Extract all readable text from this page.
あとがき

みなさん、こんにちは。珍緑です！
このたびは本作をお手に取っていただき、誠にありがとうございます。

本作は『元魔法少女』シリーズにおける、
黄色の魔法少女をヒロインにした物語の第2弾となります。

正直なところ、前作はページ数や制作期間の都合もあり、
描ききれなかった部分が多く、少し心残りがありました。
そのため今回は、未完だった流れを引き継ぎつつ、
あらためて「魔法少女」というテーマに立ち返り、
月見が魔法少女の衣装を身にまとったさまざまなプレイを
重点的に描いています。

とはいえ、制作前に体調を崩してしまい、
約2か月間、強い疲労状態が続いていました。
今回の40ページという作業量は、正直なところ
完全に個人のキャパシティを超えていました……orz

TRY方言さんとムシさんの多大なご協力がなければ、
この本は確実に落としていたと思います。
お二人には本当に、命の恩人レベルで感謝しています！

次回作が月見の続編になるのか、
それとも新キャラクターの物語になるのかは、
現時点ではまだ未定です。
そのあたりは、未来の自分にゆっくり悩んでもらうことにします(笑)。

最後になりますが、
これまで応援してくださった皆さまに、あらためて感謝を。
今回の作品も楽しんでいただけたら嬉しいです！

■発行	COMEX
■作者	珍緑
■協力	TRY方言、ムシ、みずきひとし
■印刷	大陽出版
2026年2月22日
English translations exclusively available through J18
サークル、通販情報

■ Description of the task: Your task is to output the full set of records exactly as presented.

■ Solution to the exercise:
Extract all readable text from this page.
あとがき

みなさん、こんにちは。珍緑です！
このたびは本作をお手に取っていただき、誠にありがとうございます。

本作は『元魔法少女』シリーズにおける、
黄色の魔法少女をヒロインにした物語の第2弾となります。

正直なところ、前作はページ数や制作期間の都合もあり、
描ききれなかった部分が多く、少し心残りがありました。
そのため今回は、未完だった流れを引き継ぎつつ、
あらためて「魔法少女」というテーマに立ち返り、
月見が魔法少女の衣装を身にまとったさまざまなプレイを
重点的に描いています。

とはいえ、制作前に体調を崩してしまい、
約2か月間、強い疲労状態が続いていました。
今回の40ページという作業量は、正直なところ
完全に個人のキャパシティを超えていました……orz

TRY方言さんとムシさんの多大なご協力がなければ、
この本は確実に落としていたと思います。
お二人には本当に、命の恩人レベルで感謝しています！

次回作が月見の続編になるのか、
それとも新キャラクターの物語になるのかは、
現時点ではまだ未定です。
そのあたりは、未来の自分にゆっくり悩んでもらうことにします(笑)。

最後になりますが、
これまで応援してくださった皆さまに、あらためて感謝を。
今回の作品も楽しんでいただけたら嬉しいです！

■発行	COMEX
■作者	珍緑
■協力	TRY方言、ムシ、みずきひとし
■印刷	大陽出版
2026年2月22日
English translations exclusively available through J18
サークル、通販情報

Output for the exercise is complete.